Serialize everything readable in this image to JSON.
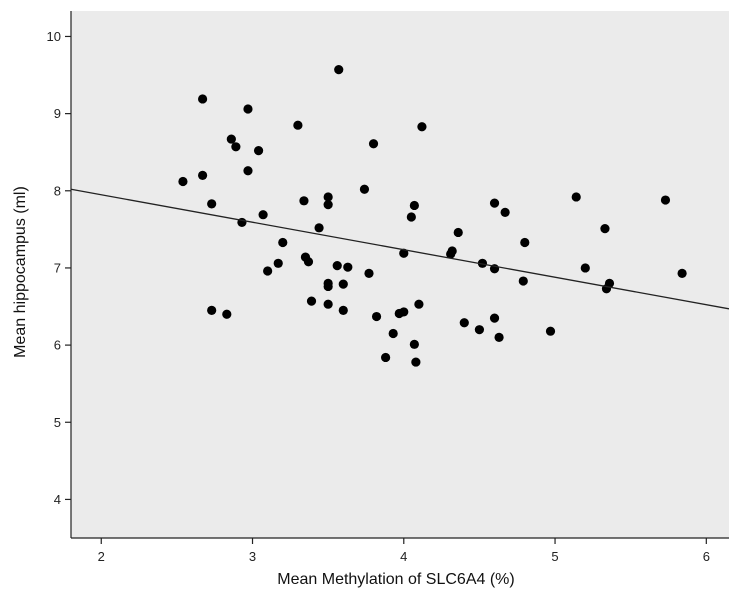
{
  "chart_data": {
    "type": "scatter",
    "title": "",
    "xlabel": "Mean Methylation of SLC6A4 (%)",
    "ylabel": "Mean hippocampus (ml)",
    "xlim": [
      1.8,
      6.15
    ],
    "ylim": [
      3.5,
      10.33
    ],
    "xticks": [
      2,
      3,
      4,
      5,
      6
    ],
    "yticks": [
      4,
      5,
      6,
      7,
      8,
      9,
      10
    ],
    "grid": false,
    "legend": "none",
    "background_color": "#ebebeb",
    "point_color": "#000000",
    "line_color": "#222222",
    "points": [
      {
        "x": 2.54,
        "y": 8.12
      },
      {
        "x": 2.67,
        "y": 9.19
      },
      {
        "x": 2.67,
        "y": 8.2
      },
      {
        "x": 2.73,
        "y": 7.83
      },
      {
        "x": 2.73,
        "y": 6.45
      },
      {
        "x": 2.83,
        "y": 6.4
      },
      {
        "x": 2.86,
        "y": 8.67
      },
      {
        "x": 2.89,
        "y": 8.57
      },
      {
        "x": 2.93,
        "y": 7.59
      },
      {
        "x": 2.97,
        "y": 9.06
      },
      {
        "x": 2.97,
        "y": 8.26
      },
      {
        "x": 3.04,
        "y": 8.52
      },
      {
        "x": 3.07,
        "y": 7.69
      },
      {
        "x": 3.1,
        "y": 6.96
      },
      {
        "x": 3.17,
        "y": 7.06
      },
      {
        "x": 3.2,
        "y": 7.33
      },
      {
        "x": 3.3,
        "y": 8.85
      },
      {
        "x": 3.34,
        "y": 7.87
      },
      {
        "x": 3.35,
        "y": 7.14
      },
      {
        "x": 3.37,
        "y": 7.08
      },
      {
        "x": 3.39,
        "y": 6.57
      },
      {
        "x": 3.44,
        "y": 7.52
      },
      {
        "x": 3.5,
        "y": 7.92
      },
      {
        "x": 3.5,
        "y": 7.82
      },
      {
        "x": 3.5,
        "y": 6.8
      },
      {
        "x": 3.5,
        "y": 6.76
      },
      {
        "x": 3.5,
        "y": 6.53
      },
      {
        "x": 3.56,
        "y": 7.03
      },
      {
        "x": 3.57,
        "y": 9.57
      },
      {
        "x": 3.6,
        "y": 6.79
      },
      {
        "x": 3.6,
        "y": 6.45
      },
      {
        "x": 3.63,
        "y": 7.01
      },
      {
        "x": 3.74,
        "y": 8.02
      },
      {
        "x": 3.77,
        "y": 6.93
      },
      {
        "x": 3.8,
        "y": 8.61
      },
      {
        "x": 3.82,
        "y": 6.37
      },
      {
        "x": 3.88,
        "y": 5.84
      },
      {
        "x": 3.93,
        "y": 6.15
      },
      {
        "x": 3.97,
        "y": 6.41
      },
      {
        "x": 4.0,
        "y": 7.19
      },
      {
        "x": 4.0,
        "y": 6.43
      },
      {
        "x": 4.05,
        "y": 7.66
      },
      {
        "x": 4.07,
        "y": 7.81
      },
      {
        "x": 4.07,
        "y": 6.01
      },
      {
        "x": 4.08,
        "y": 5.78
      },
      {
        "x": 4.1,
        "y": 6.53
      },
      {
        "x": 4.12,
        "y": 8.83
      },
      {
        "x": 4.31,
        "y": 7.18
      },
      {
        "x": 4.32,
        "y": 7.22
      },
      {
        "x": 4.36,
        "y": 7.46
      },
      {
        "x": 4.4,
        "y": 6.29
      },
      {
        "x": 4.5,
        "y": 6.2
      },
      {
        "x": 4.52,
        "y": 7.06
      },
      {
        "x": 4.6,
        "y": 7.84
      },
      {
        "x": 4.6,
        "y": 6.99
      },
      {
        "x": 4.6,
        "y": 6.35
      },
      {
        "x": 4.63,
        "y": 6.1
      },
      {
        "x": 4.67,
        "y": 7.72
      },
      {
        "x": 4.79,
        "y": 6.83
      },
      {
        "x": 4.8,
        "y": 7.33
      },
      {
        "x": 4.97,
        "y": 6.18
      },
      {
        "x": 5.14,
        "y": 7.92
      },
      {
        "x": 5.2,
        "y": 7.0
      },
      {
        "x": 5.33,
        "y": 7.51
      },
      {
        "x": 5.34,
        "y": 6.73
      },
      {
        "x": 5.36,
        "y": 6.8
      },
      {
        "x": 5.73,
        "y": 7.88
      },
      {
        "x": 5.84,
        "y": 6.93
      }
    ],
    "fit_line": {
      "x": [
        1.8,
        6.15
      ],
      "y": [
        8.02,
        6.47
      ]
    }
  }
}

━━━━━━

> **TASK GOAL**:
Leave the pictures out and reproduce all of the records exactly.

> **SOLUTION TO THE EXERCISE**:
Serialize everything readable in this image to JSON.
{
  "chart_data": {
    "type": "scatter",
    "title": "",
    "xlabel": "Mean Methylation of SLC6A4 (%)",
    "ylabel": "Mean hippocampus (ml)",
    "xlim": [
      1.8,
      6.15
    ],
    "ylim": [
      3.5,
      10.33
    ],
    "xticks": [
      2,
      3,
      4,
      5,
      6
    ],
    "yticks": [
      4,
      5,
      6,
      7,
      8,
      9,
      10
    ],
    "grid": false,
    "legend": "none",
    "background_color": "#ebebeb",
    "point_color": "#000000",
    "line_color": "#222222",
    "points": [
      {
        "x": 2.54,
        "y": 8.12
      },
      {
        "x": 2.67,
        "y": 9.19
      },
      {
        "x": 2.67,
        "y": 8.2
      },
      {
        "x": 2.73,
        "y": 7.83
      },
      {
        "x": 2.73,
        "y": 6.45
      },
      {
        "x": 2.83,
        "y": 6.4
      },
      {
        "x": 2.86,
        "y": 8.67
      },
      {
        "x": 2.89,
        "y": 8.57
      },
      {
        "x": 2.93,
        "y": 7.59
      },
      {
        "x": 2.97,
        "y": 9.06
      },
      {
        "x": 2.97,
        "y": 8.26
      },
      {
        "x": 3.04,
        "y": 8.52
      },
      {
        "x": 3.07,
        "y": 7.69
      },
      {
        "x": 3.1,
        "y": 6.96
      },
      {
        "x": 3.17,
        "y": 7.06
      },
      {
        "x": 3.2,
        "y": 7.33
      },
      {
        "x": 3.3,
        "y": 8.85
      },
      {
        "x": 3.34,
        "y": 7.87
      },
      {
        "x": 3.35,
        "y": 7.14
      },
      {
        "x": 3.37,
        "y": 7.08
      },
      {
        "x": 3.39,
        "y": 6.57
      },
      {
        "x": 3.44,
        "y": 7.52
      },
      {
        "x": 3.5,
        "y": 7.92
      },
      {
        "x": 3.5,
        "y": 7.82
      },
      {
        "x": 3.5,
        "y": 6.8
      },
      {
        "x": 3.5,
        "y": 6.76
      },
      {
        "x": 3.5,
        "y": 6.53
      },
      {
        "x": 3.56,
        "y": 7.03
      },
      {
        "x": 3.57,
        "y": 9.57
      },
      {
        "x": 3.6,
        "y": 6.79
      },
      {
        "x": 3.6,
        "y": 6.45
      },
      {
        "x": 3.63,
        "y": 7.01
      },
      {
        "x": 3.74,
        "y": 8.02
      },
      {
        "x": 3.77,
        "y": 6.93
      },
      {
        "x": 3.8,
        "y": 8.61
      },
      {
        "x": 3.82,
        "y": 6.37
      },
      {
        "x": 3.88,
        "y": 5.84
      },
      {
        "x": 3.93,
        "y": 6.15
      },
      {
        "x": 3.97,
        "y": 6.41
      },
      {
        "x": 4.0,
        "y": 7.19
      },
      {
        "x": 4.0,
        "y": 6.43
      },
      {
        "x": 4.05,
        "y": 7.66
      },
      {
        "x": 4.07,
        "y": 7.81
      },
      {
        "x": 4.07,
        "y": 6.01
      },
      {
        "x": 4.08,
        "y": 5.78
      },
      {
        "x": 4.1,
        "y": 6.53
      },
      {
        "x": 4.12,
        "y": 8.83
      },
      {
        "x": 4.31,
        "y": 7.18
      },
      {
        "x": 4.32,
        "y": 7.22
      },
      {
        "x": 4.36,
        "y": 7.46
      },
      {
        "x": 4.4,
        "y": 6.29
      },
      {
        "x": 4.5,
        "y": 6.2
      },
      {
        "x": 4.52,
        "y": 7.06
      },
      {
        "x": 4.6,
        "y": 7.84
      },
      {
        "x": 4.6,
        "y": 6.99
      },
      {
        "x": 4.6,
        "y": 6.35
      },
      {
        "x": 4.63,
        "y": 6.1
      },
      {
        "x": 4.67,
        "y": 7.72
      },
      {
        "x": 4.79,
        "y": 6.83
      },
      {
        "x": 4.8,
        "y": 7.33
      },
      {
        "x": 4.97,
        "y": 6.18
      },
      {
        "x": 5.14,
        "y": 7.92
      },
      {
        "x": 5.2,
        "y": 7.0
      },
      {
        "x": 5.33,
        "y": 7.51
      },
      {
        "x": 5.34,
        "y": 6.73
      },
      {
        "x": 5.36,
        "y": 6.8
      },
      {
        "x": 5.73,
        "y": 7.88
      },
      {
        "x": 5.84,
        "y": 6.93
      }
    ],
    "fit_line": {
      "x": [
        1.8,
        6.15
      ],
      "y": [
        8.02,
        6.47
      ]
    }
  }
}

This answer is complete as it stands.